[PROVIDED RECORDS]
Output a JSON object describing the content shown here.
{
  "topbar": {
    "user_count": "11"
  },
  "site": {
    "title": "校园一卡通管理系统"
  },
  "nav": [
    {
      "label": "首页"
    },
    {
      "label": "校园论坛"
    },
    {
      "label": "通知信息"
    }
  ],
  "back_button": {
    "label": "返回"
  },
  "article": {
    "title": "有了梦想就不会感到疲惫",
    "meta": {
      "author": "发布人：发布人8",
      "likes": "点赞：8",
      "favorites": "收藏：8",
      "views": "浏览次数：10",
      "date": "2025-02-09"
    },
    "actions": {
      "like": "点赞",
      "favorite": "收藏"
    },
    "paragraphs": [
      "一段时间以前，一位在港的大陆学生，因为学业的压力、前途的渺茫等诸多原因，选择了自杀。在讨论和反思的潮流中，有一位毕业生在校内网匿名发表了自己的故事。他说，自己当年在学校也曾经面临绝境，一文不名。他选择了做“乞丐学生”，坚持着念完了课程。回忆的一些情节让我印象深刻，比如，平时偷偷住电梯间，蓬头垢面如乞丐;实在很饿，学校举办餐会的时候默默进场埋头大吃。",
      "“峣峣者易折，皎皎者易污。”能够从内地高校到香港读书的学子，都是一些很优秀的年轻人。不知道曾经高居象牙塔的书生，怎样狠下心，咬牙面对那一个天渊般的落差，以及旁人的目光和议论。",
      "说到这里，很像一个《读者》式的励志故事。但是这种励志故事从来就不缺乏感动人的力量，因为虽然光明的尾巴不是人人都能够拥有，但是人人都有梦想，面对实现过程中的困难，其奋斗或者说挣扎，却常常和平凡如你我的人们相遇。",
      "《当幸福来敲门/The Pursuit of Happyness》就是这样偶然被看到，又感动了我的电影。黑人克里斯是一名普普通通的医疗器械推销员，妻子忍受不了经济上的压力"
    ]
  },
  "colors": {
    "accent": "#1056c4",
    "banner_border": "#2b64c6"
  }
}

[REQUIREMENTS] Check each line above for the word "title" and copy the ones that have it.

[TASK RESULT]
    "title": "校园一卡通管理系统"
    "title": "有了梦想就不会感到疲惫",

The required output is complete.